Records from a data collection:

━━━

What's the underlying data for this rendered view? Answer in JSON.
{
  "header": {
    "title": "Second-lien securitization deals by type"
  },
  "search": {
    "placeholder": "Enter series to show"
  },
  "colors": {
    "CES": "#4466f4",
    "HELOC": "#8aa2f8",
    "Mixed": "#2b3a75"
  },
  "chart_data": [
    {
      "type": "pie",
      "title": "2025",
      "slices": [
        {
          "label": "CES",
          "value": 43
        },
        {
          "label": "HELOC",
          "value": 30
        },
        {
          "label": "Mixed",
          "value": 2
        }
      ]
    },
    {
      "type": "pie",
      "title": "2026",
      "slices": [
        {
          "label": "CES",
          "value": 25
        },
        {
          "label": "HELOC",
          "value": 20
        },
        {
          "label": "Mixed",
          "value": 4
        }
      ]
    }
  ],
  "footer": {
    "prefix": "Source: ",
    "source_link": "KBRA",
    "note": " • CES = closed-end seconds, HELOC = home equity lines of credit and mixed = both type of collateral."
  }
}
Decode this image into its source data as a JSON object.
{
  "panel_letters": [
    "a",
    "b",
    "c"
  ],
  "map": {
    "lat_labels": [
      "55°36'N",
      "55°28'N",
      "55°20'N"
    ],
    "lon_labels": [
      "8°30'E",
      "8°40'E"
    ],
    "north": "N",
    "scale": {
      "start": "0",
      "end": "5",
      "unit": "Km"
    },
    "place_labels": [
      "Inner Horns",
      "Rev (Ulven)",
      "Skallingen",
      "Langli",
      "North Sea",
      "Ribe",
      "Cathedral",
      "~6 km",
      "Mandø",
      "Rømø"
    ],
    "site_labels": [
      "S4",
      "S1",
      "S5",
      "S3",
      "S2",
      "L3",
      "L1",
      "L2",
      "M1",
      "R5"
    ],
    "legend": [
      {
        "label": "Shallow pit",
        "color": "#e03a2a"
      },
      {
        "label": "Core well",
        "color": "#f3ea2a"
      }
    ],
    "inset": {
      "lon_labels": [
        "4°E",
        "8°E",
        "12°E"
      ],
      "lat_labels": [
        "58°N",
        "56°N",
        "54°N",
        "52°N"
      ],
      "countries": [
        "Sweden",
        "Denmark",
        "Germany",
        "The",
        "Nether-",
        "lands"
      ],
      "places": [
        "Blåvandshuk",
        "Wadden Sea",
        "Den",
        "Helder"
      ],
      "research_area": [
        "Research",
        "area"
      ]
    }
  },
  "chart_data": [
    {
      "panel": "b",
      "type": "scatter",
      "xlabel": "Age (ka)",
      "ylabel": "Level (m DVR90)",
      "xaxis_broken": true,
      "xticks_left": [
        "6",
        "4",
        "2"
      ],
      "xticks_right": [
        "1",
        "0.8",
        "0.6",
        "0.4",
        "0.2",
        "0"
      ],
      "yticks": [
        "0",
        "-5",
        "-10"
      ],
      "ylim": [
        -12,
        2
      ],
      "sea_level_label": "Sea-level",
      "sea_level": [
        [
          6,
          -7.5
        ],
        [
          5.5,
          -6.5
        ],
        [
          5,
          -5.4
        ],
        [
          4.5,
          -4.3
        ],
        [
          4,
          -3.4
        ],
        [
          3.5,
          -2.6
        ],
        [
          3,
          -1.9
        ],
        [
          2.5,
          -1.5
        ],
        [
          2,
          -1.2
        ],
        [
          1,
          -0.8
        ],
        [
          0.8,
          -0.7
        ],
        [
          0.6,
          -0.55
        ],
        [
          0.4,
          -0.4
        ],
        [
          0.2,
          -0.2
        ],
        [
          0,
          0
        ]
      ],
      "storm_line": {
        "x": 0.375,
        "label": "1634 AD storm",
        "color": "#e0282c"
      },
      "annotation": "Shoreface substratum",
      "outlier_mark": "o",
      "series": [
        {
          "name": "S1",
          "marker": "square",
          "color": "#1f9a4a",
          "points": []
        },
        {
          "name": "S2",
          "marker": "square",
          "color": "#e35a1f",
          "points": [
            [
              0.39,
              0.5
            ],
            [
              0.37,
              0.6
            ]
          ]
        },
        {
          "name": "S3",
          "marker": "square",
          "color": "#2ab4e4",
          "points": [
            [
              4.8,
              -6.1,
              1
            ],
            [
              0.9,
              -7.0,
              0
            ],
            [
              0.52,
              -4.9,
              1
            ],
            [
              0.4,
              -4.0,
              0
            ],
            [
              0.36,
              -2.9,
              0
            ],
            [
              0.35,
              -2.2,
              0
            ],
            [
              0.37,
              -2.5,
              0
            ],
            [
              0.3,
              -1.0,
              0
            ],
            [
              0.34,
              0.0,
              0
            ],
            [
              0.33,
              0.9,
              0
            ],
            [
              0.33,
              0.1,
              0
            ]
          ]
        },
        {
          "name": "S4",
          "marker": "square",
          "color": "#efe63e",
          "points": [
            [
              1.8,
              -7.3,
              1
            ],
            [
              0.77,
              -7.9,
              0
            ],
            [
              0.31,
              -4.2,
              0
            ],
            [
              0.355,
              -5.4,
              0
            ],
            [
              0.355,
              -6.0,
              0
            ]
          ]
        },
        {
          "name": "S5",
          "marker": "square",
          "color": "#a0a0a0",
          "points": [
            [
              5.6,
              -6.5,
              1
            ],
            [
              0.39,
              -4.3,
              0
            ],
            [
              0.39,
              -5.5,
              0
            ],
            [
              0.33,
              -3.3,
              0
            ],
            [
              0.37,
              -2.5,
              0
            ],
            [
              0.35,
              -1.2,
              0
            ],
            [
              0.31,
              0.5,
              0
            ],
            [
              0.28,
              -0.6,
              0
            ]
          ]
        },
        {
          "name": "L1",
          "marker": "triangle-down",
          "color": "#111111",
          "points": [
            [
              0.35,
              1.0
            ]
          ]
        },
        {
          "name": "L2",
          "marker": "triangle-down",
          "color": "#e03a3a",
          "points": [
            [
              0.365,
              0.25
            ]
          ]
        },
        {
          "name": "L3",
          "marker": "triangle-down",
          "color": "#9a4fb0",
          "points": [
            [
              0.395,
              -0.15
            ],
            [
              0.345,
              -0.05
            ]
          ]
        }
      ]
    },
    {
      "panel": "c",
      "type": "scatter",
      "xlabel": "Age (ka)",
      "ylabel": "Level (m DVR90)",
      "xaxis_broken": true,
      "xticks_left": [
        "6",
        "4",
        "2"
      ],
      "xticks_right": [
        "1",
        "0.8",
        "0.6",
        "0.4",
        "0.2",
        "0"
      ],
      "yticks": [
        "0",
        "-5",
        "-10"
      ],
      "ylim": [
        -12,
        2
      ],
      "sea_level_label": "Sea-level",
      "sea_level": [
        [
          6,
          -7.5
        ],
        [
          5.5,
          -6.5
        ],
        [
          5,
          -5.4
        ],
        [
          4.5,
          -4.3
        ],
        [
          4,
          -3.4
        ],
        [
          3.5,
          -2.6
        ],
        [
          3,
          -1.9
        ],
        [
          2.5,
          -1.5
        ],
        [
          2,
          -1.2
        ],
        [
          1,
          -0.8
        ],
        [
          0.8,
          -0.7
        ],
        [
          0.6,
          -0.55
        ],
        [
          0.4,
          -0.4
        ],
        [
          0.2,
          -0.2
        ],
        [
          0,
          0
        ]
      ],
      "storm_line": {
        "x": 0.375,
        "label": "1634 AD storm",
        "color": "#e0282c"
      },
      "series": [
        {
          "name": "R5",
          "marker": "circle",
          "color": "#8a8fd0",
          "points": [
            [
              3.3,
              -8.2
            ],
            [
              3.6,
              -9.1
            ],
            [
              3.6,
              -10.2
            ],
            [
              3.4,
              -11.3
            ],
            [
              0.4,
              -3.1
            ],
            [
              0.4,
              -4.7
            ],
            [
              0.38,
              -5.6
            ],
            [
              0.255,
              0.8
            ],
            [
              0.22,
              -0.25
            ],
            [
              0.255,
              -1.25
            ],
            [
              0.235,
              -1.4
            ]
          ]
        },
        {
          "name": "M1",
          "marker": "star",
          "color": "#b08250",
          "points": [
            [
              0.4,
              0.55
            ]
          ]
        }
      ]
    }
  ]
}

━━━

TASK PROMPT: Identify and extract each line of the listing that contains "title".

OUTPUT:
    "title": "Second-lien securitization deals by type"
      "title": "2025",
      "title": "2026",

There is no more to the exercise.